WORK INSTRUCTIONS:
Pull every line containing "Windrichtung" out of the material below.

PROVIDED MATERIAL:
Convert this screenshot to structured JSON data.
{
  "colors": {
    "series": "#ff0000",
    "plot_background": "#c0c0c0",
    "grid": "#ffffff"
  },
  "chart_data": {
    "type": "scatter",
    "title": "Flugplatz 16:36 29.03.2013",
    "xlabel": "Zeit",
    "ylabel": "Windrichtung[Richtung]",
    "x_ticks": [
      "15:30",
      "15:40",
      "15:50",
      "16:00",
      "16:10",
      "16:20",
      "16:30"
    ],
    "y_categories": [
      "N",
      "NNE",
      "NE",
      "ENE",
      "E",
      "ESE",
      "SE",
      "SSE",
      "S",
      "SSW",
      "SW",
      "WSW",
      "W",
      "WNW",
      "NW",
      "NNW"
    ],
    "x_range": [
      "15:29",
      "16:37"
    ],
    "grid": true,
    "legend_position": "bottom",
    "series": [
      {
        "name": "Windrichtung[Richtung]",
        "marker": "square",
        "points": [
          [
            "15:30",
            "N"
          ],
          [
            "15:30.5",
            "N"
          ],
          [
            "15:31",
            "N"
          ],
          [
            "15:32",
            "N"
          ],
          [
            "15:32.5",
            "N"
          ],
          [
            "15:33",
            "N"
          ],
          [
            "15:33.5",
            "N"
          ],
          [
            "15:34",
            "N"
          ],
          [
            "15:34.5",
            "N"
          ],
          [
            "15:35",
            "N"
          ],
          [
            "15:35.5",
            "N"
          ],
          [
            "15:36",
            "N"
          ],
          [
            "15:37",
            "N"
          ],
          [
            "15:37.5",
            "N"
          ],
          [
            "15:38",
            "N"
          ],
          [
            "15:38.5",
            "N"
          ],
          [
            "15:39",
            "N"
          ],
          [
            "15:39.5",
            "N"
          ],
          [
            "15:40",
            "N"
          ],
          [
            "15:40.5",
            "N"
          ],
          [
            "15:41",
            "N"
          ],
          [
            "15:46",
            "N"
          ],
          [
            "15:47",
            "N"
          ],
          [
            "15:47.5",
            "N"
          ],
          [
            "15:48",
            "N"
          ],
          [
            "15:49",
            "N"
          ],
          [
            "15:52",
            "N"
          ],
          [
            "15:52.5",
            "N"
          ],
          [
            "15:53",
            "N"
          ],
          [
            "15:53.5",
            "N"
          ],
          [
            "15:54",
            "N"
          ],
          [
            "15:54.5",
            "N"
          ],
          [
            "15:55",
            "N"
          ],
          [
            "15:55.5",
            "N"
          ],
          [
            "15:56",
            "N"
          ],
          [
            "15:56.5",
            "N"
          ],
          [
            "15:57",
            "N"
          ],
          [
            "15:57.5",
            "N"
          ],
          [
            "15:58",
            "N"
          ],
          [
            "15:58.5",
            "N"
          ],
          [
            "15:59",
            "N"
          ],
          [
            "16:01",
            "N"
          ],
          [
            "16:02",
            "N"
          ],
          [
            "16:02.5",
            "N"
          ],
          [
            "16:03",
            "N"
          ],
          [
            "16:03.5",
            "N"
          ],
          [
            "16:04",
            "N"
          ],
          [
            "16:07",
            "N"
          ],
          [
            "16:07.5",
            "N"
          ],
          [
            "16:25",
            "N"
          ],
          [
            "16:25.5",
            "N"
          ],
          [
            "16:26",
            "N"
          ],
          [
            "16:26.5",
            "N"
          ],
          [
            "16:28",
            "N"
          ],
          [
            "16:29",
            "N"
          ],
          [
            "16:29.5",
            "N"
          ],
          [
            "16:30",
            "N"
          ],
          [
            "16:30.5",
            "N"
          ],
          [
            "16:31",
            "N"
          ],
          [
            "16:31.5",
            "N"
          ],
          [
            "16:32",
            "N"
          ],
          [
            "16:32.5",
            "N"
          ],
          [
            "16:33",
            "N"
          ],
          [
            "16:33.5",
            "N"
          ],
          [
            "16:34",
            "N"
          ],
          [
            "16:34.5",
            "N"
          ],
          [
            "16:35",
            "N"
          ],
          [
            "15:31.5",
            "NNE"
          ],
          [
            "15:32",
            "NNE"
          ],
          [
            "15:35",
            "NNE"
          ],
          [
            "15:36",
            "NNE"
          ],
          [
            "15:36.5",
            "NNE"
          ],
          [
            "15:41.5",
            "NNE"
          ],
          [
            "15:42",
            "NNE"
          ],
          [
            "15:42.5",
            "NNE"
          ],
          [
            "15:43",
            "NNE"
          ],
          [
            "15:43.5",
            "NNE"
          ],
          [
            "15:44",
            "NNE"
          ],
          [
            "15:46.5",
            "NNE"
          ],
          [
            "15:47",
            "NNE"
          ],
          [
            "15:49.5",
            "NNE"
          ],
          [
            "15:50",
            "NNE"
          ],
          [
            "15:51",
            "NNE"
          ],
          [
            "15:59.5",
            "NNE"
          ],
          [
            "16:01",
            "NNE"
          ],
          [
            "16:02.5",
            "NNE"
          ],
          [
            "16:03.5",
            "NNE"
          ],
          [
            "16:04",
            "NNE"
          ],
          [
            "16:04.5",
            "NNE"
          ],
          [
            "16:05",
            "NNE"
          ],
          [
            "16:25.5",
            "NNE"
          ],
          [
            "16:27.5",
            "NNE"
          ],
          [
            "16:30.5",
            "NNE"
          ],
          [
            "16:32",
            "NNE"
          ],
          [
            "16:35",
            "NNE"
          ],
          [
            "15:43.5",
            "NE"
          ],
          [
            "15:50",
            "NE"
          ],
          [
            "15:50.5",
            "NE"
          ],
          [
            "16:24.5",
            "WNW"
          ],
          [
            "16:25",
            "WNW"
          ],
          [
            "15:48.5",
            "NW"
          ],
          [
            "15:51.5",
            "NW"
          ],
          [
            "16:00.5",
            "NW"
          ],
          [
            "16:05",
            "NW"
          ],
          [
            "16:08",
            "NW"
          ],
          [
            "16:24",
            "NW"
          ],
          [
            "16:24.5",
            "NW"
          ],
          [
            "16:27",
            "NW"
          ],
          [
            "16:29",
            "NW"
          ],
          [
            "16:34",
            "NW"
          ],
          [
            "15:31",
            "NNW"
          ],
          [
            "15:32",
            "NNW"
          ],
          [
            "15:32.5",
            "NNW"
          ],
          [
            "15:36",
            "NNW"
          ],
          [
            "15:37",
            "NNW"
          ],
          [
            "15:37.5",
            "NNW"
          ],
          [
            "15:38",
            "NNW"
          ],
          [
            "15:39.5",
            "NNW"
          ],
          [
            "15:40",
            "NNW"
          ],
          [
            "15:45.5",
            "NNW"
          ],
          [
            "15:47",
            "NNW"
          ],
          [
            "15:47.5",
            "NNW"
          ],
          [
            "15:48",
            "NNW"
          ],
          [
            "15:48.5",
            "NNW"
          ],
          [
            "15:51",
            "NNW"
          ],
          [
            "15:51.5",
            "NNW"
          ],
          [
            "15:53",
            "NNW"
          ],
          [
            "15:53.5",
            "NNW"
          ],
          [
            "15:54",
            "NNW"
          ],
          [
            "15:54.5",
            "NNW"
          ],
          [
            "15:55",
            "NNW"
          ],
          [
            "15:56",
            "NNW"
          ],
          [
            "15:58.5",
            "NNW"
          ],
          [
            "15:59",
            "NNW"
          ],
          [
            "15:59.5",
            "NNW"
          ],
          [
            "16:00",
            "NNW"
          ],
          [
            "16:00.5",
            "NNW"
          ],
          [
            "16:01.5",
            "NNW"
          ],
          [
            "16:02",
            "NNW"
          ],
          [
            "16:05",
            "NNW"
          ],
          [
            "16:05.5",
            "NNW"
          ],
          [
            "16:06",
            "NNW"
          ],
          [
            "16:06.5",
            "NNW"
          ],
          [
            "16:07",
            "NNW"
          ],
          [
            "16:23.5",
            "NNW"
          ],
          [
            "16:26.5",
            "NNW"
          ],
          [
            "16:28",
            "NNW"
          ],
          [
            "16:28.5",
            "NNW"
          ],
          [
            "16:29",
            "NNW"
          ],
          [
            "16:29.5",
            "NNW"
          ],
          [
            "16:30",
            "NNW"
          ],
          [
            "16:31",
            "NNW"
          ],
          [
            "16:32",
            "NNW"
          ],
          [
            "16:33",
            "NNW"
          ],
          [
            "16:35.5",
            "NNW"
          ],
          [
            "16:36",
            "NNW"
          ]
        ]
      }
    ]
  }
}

CORRECT RESPONSE:
    "ylabel": "Windrichtung[Richtung]",
        "name": "Windrichtung[Richtung]",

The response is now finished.